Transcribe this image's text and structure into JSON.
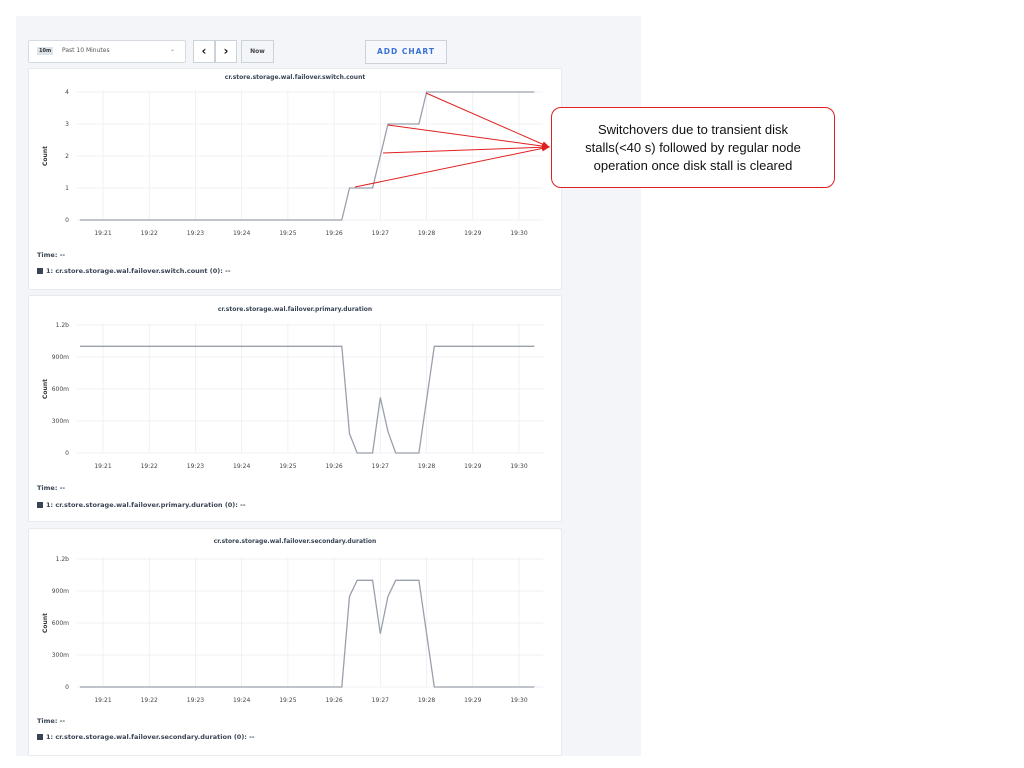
{
  "toolbar": {
    "range_badge": "10m",
    "range_label": "Past 10 Minutes",
    "prev_icon": "chevron-left-icon",
    "next_icon": "chevron-right-icon",
    "now_label": "Now",
    "add_chart_label": "ADD CHART"
  },
  "annotation": {
    "text": "Switchovers due to transient disk stalls(<40 s) followed by regular node operation once disk stall is cleared",
    "color": "#e02020"
  },
  "chart_data": [
    {
      "type": "line",
      "title": "cr.store.storage.wal.failover.switch.count",
      "ylabel": "Count",
      "x_ticks": [
        "19:21",
        "19:22",
        "19:23",
        "19:24",
        "19:25",
        "19:26",
        "19:27",
        "19:28",
        "19:29",
        "19:30"
      ],
      "y_ticks": [
        "0",
        "1",
        "2",
        "3",
        "4"
      ],
      "y_tick_values": [
        0,
        1,
        2,
        3,
        4
      ],
      "ylim": [
        0,
        4
      ],
      "grid": true,
      "series": [
        {
          "x": [
            "19:20:30",
            "19:26:10",
            "19:26:20",
            "19:26:50",
            "19:27:10",
            "19:27:50",
            "19:28:00",
            "19:30:20"
          ],
          "y": [
            0,
            0,
            1,
            1,
            3,
            3,
            4,
            4
          ]
        }
      ],
      "time_label": "Time:  --",
      "legend": "1: cr.store.storage.wal.failover.switch.count (0):  --",
      "line_color": "#9aa0ab"
    },
    {
      "type": "line",
      "title": "cr.store.storage.wal.failover.primary.duration",
      "ylabel": "Count",
      "x_ticks": [
        "19:21",
        "19:22",
        "19:23",
        "19:24",
        "19:25",
        "19:26",
        "19:27",
        "19:28",
        "19:29",
        "19:30"
      ],
      "y_ticks": [
        "0",
        "300m",
        "600m",
        "900m",
        "1.2b"
      ],
      "y_tick_values": [
        0,
        300000000,
        600000000,
        900000000,
        1200000000
      ],
      "ylim": [
        0,
        1200000000
      ],
      "grid": true,
      "series": [
        {
          "x": [
            "19:20:30",
            "19:26:10",
            "19:26:20",
            "19:26:30",
            "19:26:50",
            "19:27:00",
            "19:27:10",
            "19:27:20",
            "19:27:50",
            "19:28:00",
            "19:28:10",
            "19:30:20"
          ],
          "y": [
            1000000000,
            1000000000,
            180000000,
            0,
            0,
            520000000,
            200000000,
            0,
            0,
            500000000,
            1000000000,
            1000000000
          ]
        }
      ],
      "time_label": "Time:  --",
      "legend": "1: cr.store.storage.wal.failover.primary.duration (0):  --",
      "line_color": "#9aa0ab"
    },
    {
      "type": "line",
      "title": "cr.store.storage.wal.failover.secondary.duration",
      "ylabel": "Count",
      "x_ticks": [
        "19:21",
        "19:22",
        "19:23",
        "19:24",
        "19:25",
        "19:26",
        "19:27",
        "19:28",
        "19:29",
        "19:30"
      ],
      "y_ticks": [
        "0",
        "300m",
        "600m",
        "900m",
        "1.2b"
      ],
      "y_tick_values": [
        0,
        300000000,
        600000000,
        900000000,
        1200000000
      ],
      "ylim": [
        0,
        1200000000
      ],
      "grid": true,
      "series": [
        {
          "x": [
            "19:20:30",
            "19:26:10",
            "19:26:20",
            "19:26:30",
            "19:26:50",
            "19:27:00",
            "19:27:10",
            "19:27:20",
            "19:27:50",
            "19:28:00",
            "19:28:10",
            "19:30:20"
          ],
          "y": [
            0,
            0,
            850000000,
            1000000000,
            1000000000,
            500000000,
            850000000,
            1000000000,
            1000000000,
            500000000,
            0,
            0
          ]
        }
      ],
      "time_label": "Time:  --",
      "legend": "1: cr.store.storage.wal.failover.secondary.duration (0):  --",
      "line_color": "#9aa0ab"
    }
  ]
}
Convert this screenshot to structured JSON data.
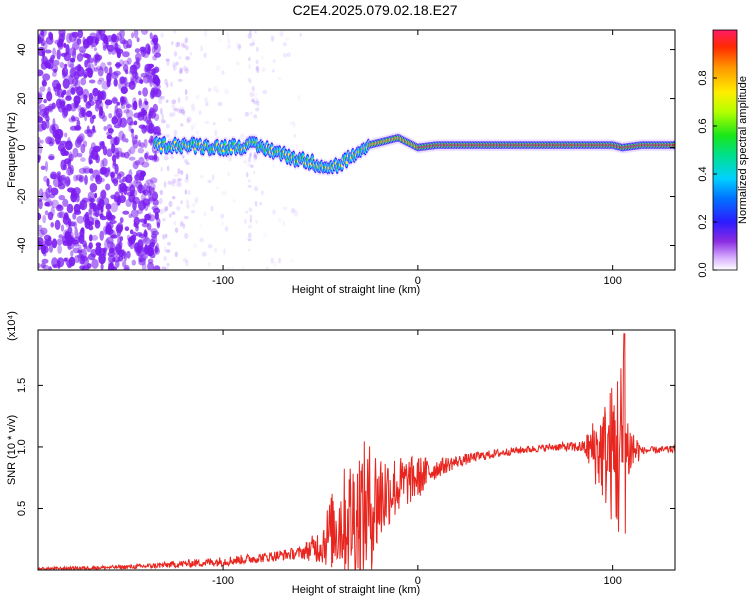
{
  "title": "C2E4.2025.079.02.18.E27",
  "colors": {
    "noise": "#7a1cf0",
    "track": "#e8261f",
    "snr_line": "#e8261f",
    "axis": "#000000"
  },
  "chart_data": [
    {
      "type": "heatmap",
      "name": "spectrogram",
      "xlabel": "Height of straight line (km)",
      "ylabel": "Frequency (Hz)",
      "xlim": [
        -195,
        132
      ],
      "ylim": [
        -50,
        48
      ],
      "xticks": [
        {
          "value": -100,
          "label": "-100"
        },
        {
          "value": 0,
          "label": "0"
        },
        {
          "value": 100,
          "label": "100"
        }
      ],
      "yticks": [
        {
          "value": 40,
          "label": "40"
        },
        {
          "value": 20,
          "label": "20"
        },
        {
          "value": 0,
          "label": "0"
        },
        {
          "value": -20,
          "label": "-20"
        },
        {
          "value": -40,
          "label": "-40"
        }
      ],
      "peak_track": {
        "x": [
          -135,
          -120,
          -100,
          -85,
          -75,
          -65,
          -55,
          -45,
          -40,
          -35,
          -30,
          -25,
          -15,
          -10,
          -5,
          0,
          10,
          20,
          40,
          60,
          80,
          90,
          100,
          105,
          115,
          132
        ],
        "freq": [
          1,
          1,
          0,
          1,
          -1,
          -4,
          -6,
          -8,
          -7,
          -4,
          -3,
          1,
          3,
          4,
          2,
          0,
          1,
          1,
          1,
          1,
          1,
          1,
          1,
          0,
          1,
          1
        ]
      },
      "colorbar": {
        "label": "Normalized spectral amplitude",
        "range": [
          0,
          1
        ],
        "ticks": [
          {
            "value": 0.0,
            "label": "0.0"
          },
          {
            "value": 0.2,
            "label": "0.2"
          },
          {
            "value": 0.4,
            "label": "0.4"
          },
          {
            "value": 0.6,
            "label": "0.6"
          },
          {
            "value": 0.8,
            "label": "0.8"
          }
        ]
      }
    },
    {
      "type": "line",
      "name": "snr",
      "xlabel": "Height of straight line (km)",
      "ylabel": "SNR (10 * v/v)",
      "y_multiplier": "(x10⁴)",
      "xlim": [
        -195,
        132
      ],
      "ylim": [
        0,
        1.95
      ],
      "xticks": [
        {
          "value": -100,
          "label": "-100"
        },
        {
          "value": 0,
          "label": "0"
        },
        {
          "value": 100,
          "label": "100"
        }
      ],
      "yticks": [
        {
          "value": 0.5,
          "label": "0.5"
        },
        {
          "value": 1.0,
          "label": "1.0"
        },
        {
          "value": 1.5,
          "label": "1.5"
        }
      ],
      "envelope": {
        "x": [
          -195,
          -160,
          -140,
          -120,
          -100,
          -80,
          -60,
          -50,
          -45,
          -40,
          -35,
          -30,
          -25,
          -20,
          -15,
          -10,
          -5,
          0,
          10,
          20,
          30,
          50,
          70,
          85,
          90,
          95,
          100,
          103,
          105,
          106,
          108,
          115,
          132
        ],
        "base": [
          0.01,
          0.02,
          0.03,
          0.05,
          0.07,
          0.1,
          0.14,
          0.2,
          0.3,
          0.38,
          0.42,
          0.45,
          0.5,
          0.58,
          0.65,
          0.68,
          0.72,
          0.75,
          0.83,
          0.88,
          0.92,
          0.97,
          1.0,
          1.0,
          0.98,
          0.95,
          0.95,
          0.95,
          0.95,
          0.95,
          0.98,
          0.97,
          0.98
        ],
        "amp": [
          0.01,
          0.015,
          0.02,
          0.03,
          0.04,
          0.04,
          0.05,
          0.15,
          0.3,
          0.4,
          0.5,
          0.6,
          0.55,
          0.45,
          0.3,
          0.25,
          0.2,
          0.18,
          0.08,
          0.05,
          0.04,
          0.03,
          0.03,
          0.05,
          0.25,
          0.4,
          0.6,
          0.8,
          0.9,
          0.8,
          0.3,
          0.03,
          0.03
        ]
      },
      "peak_value": {
        "x": 106,
        "y": 1.92
      }
    }
  ]
}
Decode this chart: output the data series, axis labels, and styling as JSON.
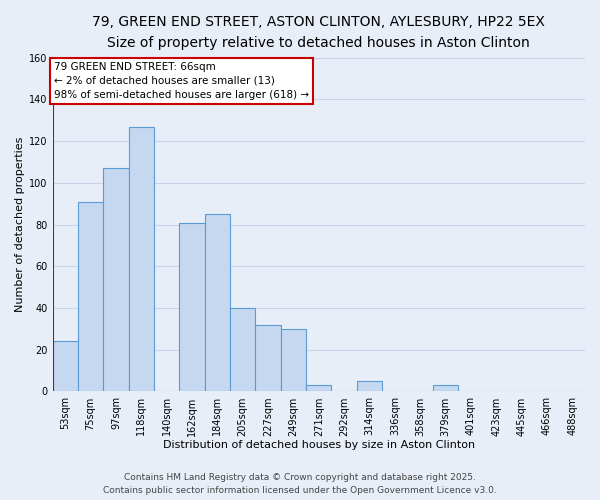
{
  "title": "79, GREEN END STREET, ASTON CLINTON, AYLESBURY, HP22 5EX",
  "subtitle": "Size of property relative to detached houses in Aston Clinton",
  "xlabel": "Distribution of detached houses by size in Aston Clinton",
  "ylabel": "Number of detached properties",
  "bins": [
    "53sqm",
    "75sqm",
    "97sqm",
    "118sqm",
    "140sqm",
    "162sqm",
    "184sqm",
    "205sqm",
    "227sqm",
    "249sqm",
    "271sqm",
    "292sqm",
    "314sqm",
    "336sqm",
    "358sqm",
    "379sqm",
    "401sqm",
    "423sqm",
    "445sqm",
    "466sqm",
    "488sqm"
  ],
  "values": [
    24,
    91,
    107,
    127,
    0,
    81,
    85,
    40,
    32,
    30,
    3,
    0,
    5,
    0,
    0,
    3,
    0,
    0,
    0,
    0,
    0
  ],
  "bar_color": "#c5d8f0",
  "bar_edge_color": "#5b9bd5",
  "highlight_line_color": "#cc0000",
  "annotation_text": "79 GREEN END STREET: 66sqm\n← 2% of detached houses are smaller (13)\n98% of semi-detached houses are larger (618) →",
  "annotation_box_color": "#ffffff",
  "annotation_box_edge_color": "#cc0000",
  "ylim": [
    0,
    160
  ],
  "yticks": [
    0,
    20,
    40,
    60,
    80,
    100,
    120,
    140,
    160
  ],
  "footer_line1": "Contains HM Land Registry data © Crown copyright and database right 2025.",
  "footer_line2": "Contains public sector information licensed under the Open Government Licence v3.0.",
  "bg_color": "#e8eef8",
  "grid_color": "#c8d4e8",
  "title_fontsize": 10,
  "subtitle_fontsize": 8.5,
  "axis_label_fontsize": 8,
  "tick_fontsize": 7,
  "annotation_fontsize": 7.5,
  "footer_fontsize": 6.5,
  "red_line_x": -0.5
}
▬▬▬
**Your objective:**
List all lines in the material containing the string "right".

**Exercise output:**
    "next_icon": "chevron-right-icon",
  "footer_line1": "Contains HM Land Registry data © Crown copyright and database right 2025.",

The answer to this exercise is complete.